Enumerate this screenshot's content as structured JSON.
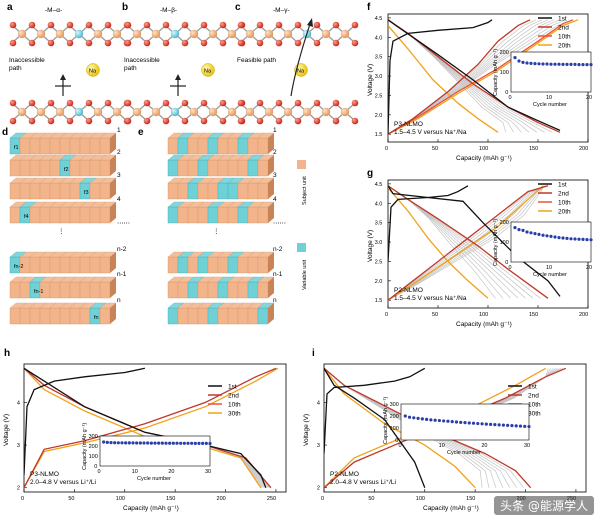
{
  "panels": {
    "a": {
      "letter": "a",
      "title": "-M–α-",
      "path_text": "Inaccessible\npath",
      "ion": "Na"
    },
    "b": {
      "letter": "b",
      "title": "-M–β-",
      "path_text": "Inaccessible\npath",
      "ion": "Na"
    },
    "c": {
      "letter": "c",
      "title": "-M–γ-",
      "path_text": "Feasible path",
      "ion": "Na"
    },
    "d": {
      "letter": "d",
      "row_labels": [
        "1",
        "2",
        "3",
        "4",
        "⋯⋯",
        "n-2",
        "n-1",
        "n"
      ],
      "f_labels": [
        "f1",
        "f2",
        "f3",
        "f4",
        "fn-2",
        "fn-1",
        "fn"
      ]
    },
    "e": {
      "letter": "e",
      "row_labels": [
        "1",
        "2",
        "3",
        "4",
        "⋯⋯",
        "n-2",
        "n-1",
        "n"
      ]
    },
    "legend_de": {
      "subject": "Subject unit",
      "variable": "Variable unit"
    }
  },
  "colors": {
    "first": "#111111",
    "second": "#c0392b",
    "tenth": "#e8543a",
    "twentieth": "#f0a21a",
    "subject": "#f2b48a",
    "variable": "#6fd0d6",
    "inset_marker": "#2a3ea8",
    "gray_curve": "#c4c4c4"
  },
  "chart_data": [
    {
      "panel": "f",
      "type": "line",
      "title": "",
      "label_line1": "P3-NLMO",
      "label_line2": "1.5–4.5 V versus Na⁺/Na",
      "xlabel": "Capacity (mAh g⁻¹)",
      "ylabel": "Voltage (V)",
      "xlim": [
        0,
        200
      ],
      "ylim": [
        1.3,
        4.6
      ],
      "xticks": [
        "0",
        "50",
        "100",
        "150",
        "200"
      ],
      "yticks": [
        "1.5",
        "2.0",
        "2.5",
        "3.0",
        "3.5",
        "4.0",
        "4.5"
      ],
      "legend": [
        "1st",
        "2nd",
        "10th",
        "20th"
      ],
      "series": [
        {
          "name": "1st charge",
          "x": [
            0,
            2,
            5,
            20,
            50,
            85,
            100,
            104
          ],
          "y": [
            1.5,
            3.4,
            3.9,
            4.1,
            4.18,
            4.25,
            4.38,
            4.45
          ]
        },
        {
          "name": "1st discharge",
          "x": [
            0,
            8,
            25,
            50,
            85,
            120,
            150,
            172
          ],
          "y": [
            4.45,
            4.3,
            4.0,
            3.55,
            2.9,
            2.2,
            1.85,
            1.6
          ]
        },
        {
          "name": "2nd charge",
          "x": [
            0,
            25,
            60,
            90,
            110,
            130,
            142
          ],
          "y": [
            1.5,
            1.9,
            2.6,
            3.3,
            3.9,
            4.3,
            4.45
          ]
        },
        {
          "name": "2nd discharge",
          "x": [
            0,
            20,
            50,
            85,
            120,
            150,
            172
          ],
          "y": [
            4.45,
            4.1,
            3.5,
            2.8,
            2.2,
            1.8,
            1.55
          ]
        },
        {
          "name": "10th charge",
          "x": [
            0,
            30,
            70,
            110,
            150,
            175,
            185
          ],
          "y": [
            1.5,
            1.95,
            2.6,
            3.2,
            3.9,
            4.35,
            4.45
          ]
        },
        {
          "name": "20th charge",
          "x": [
            0,
            30,
            70,
            110,
            150,
            175,
            190
          ],
          "y": [
            1.5,
            1.9,
            2.55,
            3.15,
            3.85,
            4.3,
            4.45
          ]
        },
        {
          "name": "20th discharge",
          "x": [
            0,
            20,
            45,
            70,
            90,
            110
          ],
          "y": [
            4.3,
            3.7,
            2.9,
            2.3,
            1.9,
            1.55
          ]
        }
      ],
      "inset": {
        "xlabel": "Cycle number",
        "ylabel": "Capacity (mAh g⁻¹)",
        "xlim": [
          0,
          20
        ],
        "ylim": [
          0,
          200
        ],
        "xticks": [
          "0",
          "10",
          "20"
        ],
        "yticks": [
          "0",
          "100",
          "200"
        ],
        "cycles": [
          1,
          2,
          3,
          4,
          5,
          6,
          7,
          8,
          9,
          10,
          11,
          12,
          13,
          14,
          15,
          16,
          17,
          18,
          19,
          20
        ],
        "capacity": [
          172,
          155,
          148,
          145,
          143,
          142,
          141,
          140,
          140,
          139,
          139,
          139,
          138,
          138,
          138,
          138,
          137,
          137,
          137,
          137
        ]
      }
    },
    {
      "panel": "g",
      "type": "line",
      "label_line1": "P2-NLMO",
      "label_line2": "1.5–4.5 V versus Na⁺/Na",
      "xlabel": "Capacity (mAh g⁻¹)",
      "ylabel": "Voltage (V)",
      "xlim": [
        0,
        200
      ],
      "ylim": [
        1.3,
        4.6
      ],
      "xticks": [
        "0",
        "50",
        "100",
        "150",
        "200"
      ],
      "yticks": [
        "1.5",
        "2.0",
        "2.5",
        "3.0",
        "3.5",
        "4.0",
        "4.5"
      ],
      "legend": [
        "1st",
        "2nd",
        "10th",
        "20th"
      ],
      "series": [
        {
          "name": "1st charge",
          "x": [
            0,
            3,
            10,
            40,
            60,
            70,
            80
          ],
          "y": [
            2.5,
            3.9,
            4.1,
            4.15,
            4.2,
            4.3,
            4.45
          ]
        },
        {
          "name": "1st discharge",
          "x": [
            0,
            5,
            40,
            75,
            95,
            130,
            160,
            172
          ],
          "y": [
            4.45,
            4.25,
            4.15,
            4.05,
            3.5,
            2.6,
            2.0,
            1.6
          ]
        },
        {
          "name": "2nd charge",
          "x": [
            0,
            20,
            50,
            80,
            110,
            140,
            160
          ],
          "y": [
            1.5,
            1.9,
            2.5,
            3.1,
            3.7,
            4.3,
            4.45
          ]
        },
        {
          "name": "2nd discharge",
          "x": [
            0,
            20,
            50,
            90,
            120,
            160
          ],
          "y": [
            4.45,
            4.1,
            3.6,
            2.9,
            2.3,
            1.55
          ]
        },
        {
          "name": "20th charge",
          "x": [
            0,
            30,
            70,
            110,
            140,
            155
          ],
          "y": [
            1.5,
            2.0,
            2.7,
            3.4,
            4.1,
            4.45
          ]
        },
        {
          "name": "20th discharge",
          "x": [
            0,
            20,
            40,
            60,
            80,
            100
          ],
          "y": [
            4.4,
            3.8,
            3.1,
            2.5,
            2.0,
            1.55
          ]
        }
      ],
      "inset": {
        "xlabel": "Cycle number",
        "ylabel": "Capacity (mAh g⁻¹)",
        "xlim": [
          0,
          20
        ],
        "ylim": [
          0,
          200
        ],
        "xticks": [
          "0",
          "10",
          "20"
        ],
        "yticks": [
          "0",
          "100",
          "200"
        ],
        "cycles": [
          1,
          2,
          3,
          4,
          5,
          6,
          7,
          8,
          9,
          10,
          11,
          12,
          13,
          14,
          15,
          16,
          17,
          18,
          19,
          20
        ],
        "capacity": [
          172,
          162,
          158,
          150,
          146,
          142,
          138,
          134,
          131,
          128,
          125,
          122,
          120,
          118,
          116,
          115,
          114,
          113,
          112,
          111
        ]
      }
    },
    {
      "panel": "h",
      "type": "line",
      "label_line1": "P3-NLMO",
      "label_line2": "2.0–4.8 V versus Li⁺/Li",
      "xlabel": "Capacity (mAh g⁻¹)",
      "ylabel": "Voltage (V)",
      "xlim": [
        0,
        260
      ],
      "ylim": [
        1.9,
        4.9
      ],
      "xticks": [
        "0",
        "50",
        "100",
        "150",
        "200",
        "250"
      ],
      "yticks": [
        "2",
        "3",
        "4"
      ],
      "legend": [
        "1st",
        "2nd",
        "10th",
        "30th"
      ],
      "series": [
        {
          "name": "1st charge",
          "x": [
            0,
            3,
            10,
            30,
            60,
            100,
            120
          ],
          "y": [
            2.3,
            3.9,
            4.3,
            4.5,
            4.6,
            4.7,
            4.8
          ]
        },
        {
          "name": "1st discharge",
          "x": [
            0,
            20,
            60,
            120,
            180,
            215,
            235,
            240
          ],
          "y": [
            4.8,
            4.5,
            3.9,
            3.3,
            3.0,
            2.8,
            2.3,
            2.0
          ]
        },
        {
          "name": "2nd charge",
          "x": [
            0,
            20,
            60,
            120,
            180,
            230,
            250
          ],
          "y": [
            2.0,
            2.9,
            3.1,
            3.5,
            4.0,
            4.6,
            4.8
          ]
        },
        {
          "name": "2nd discharge",
          "x": [
            0,
            20,
            60,
            120,
            180,
            220,
            245
          ],
          "y": [
            4.8,
            4.4,
            3.9,
            3.3,
            3.0,
            2.7,
            2.0
          ]
        },
        {
          "name": "30th charge",
          "x": [
            0,
            20,
            60,
            120,
            180,
            230,
            252
          ],
          "y": [
            2.0,
            2.85,
            3.05,
            3.4,
            3.9,
            4.5,
            4.8
          ]
        },
        {
          "name": "30th discharge",
          "x": [
            0,
            20,
            60,
            120,
            180,
            215,
            235
          ],
          "y": [
            4.8,
            4.3,
            3.8,
            3.2,
            2.95,
            2.7,
            2.0
          ]
        }
      ],
      "inset": {
        "xlabel": "Cycle number",
        "ylabel": "Capacity (mAh g⁻¹)",
        "xlim": [
          0,
          30
        ],
        "ylim": [
          0,
          300
        ],
        "xticks": [
          "0",
          "10",
          "20",
          "30"
        ],
        "yticks": [
          "0",
          "100",
          "200",
          "300"
        ],
        "cycles": [
          1,
          2,
          3,
          4,
          5,
          6,
          7,
          8,
          9,
          10,
          11,
          12,
          13,
          14,
          15,
          16,
          17,
          18,
          19,
          20,
          21,
          22,
          23,
          24,
          25,
          26,
          27,
          28,
          29,
          30
        ],
        "capacity": [
          240,
          236,
          234,
          233,
          232,
          232,
          231,
          231,
          231,
          230,
          230,
          230,
          230,
          229,
          229,
          229,
          229,
          228,
          228,
          228,
          228,
          227,
          227,
          227,
          227,
          226,
          226,
          226,
          226,
          225
        ]
      }
    },
    {
      "panel": "i",
      "type": "line",
      "label_line1": "P2-NLMO",
      "label_line2": "2.0–4.8 V versus Li⁺/Li",
      "xlabel": "Capacity (mAh g⁻¹)",
      "ylabel": "Voltage (V)",
      "xlim": [
        0,
        260
      ],
      "ylim": [
        1.9,
        4.9
      ],
      "xticks": [
        "0",
        "50",
        "100",
        "150",
        "200",
        "250"
      ],
      "yticks": [
        "2",
        "3",
        "4"
      ],
      "legend": [
        "1st",
        "2nd",
        "10th",
        "30th"
      ],
      "series": [
        {
          "name": "1st charge",
          "x": [
            0,
            3,
            10,
            40,
            70,
            85,
            100
          ],
          "y": [
            2.8,
            4.2,
            4.35,
            4.4,
            4.5,
            4.6,
            4.8
          ]
        },
        {
          "name": "1st discharge",
          "x": [
            0,
            10,
            30,
            60,
            90,
            100
          ],
          "y": [
            4.8,
            4.4,
            4.1,
            3.6,
            2.6,
            2.0
          ]
        },
        {
          "name": "2nd charge",
          "x": [
            0,
            30,
            80,
            130,
            180,
            220,
            240
          ],
          "y": [
            2.0,
            2.6,
            3.1,
            3.6,
            4.1,
            4.6,
            4.8
          ]
        },
        {
          "name": "2nd discharge",
          "x": [
            0,
            20,
            70,
            120,
            160,
            190,
            205
          ],
          "y": [
            4.8,
            4.4,
            3.8,
            3.2,
            2.8,
            2.4,
            2.0
          ]
        },
        {
          "name": "30th charge",
          "x": [
            0,
            30,
            80,
            140,
            190,
            220
          ],
          "y": [
            2.0,
            2.7,
            3.2,
            3.8,
            4.4,
            4.8
          ]
        },
        {
          "name": "30th discharge",
          "x": [
            0,
            20,
            60,
            100,
            130,
            150
          ],
          "y": [
            4.8,
            4.2,
            3.5,
            3.0,
            2.5,
            2.0
          ]
        }
      ],
      "inset": {
        "xlabel": "Cycle number",
        "ylabel": "Capacity (mAh g⁻¹)",
        "xlim": [
          0,
          30
        ],
        "ylim": [
          0,
          300
        ],
        "xticks": [
          "0",
          "10",
          "20",
          "30"
        ],
        "yticks": [
          "0",
          "100",
          "200",
          "300"
        ],
        "cycles": [
          1,
          2,
          3,
          4,
          5,
          6,
          7,
          8,
          9,
          10,
          11,
          12,
          13,
          14,
          15,
          16,
          17,
          18,
          19,
          20,
          21,
          22,
          23,
          24,
          25,
          26,
          27,
          28,
          29,
          30
        ],
        "capacity": [
          200,
          190,
          185,
          180,
          176,
          172,
          168,
          165,
          162,
          159,
          156,
          153,
          150,
          147,
          145,
          142,
          140,
          137,
          135,
          132,
          130,
          128,
          126,
          124,
          122,
          120,
          118,
          116,
          114,
          112
        ]
      }
    }
  ],
  "watermark": "头条 @能源学人"
}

* Stated exercise *
Return each line with "variable".

* Answer in full *
      "variable": "Variable unit"
    "variable": "#6fd0d6",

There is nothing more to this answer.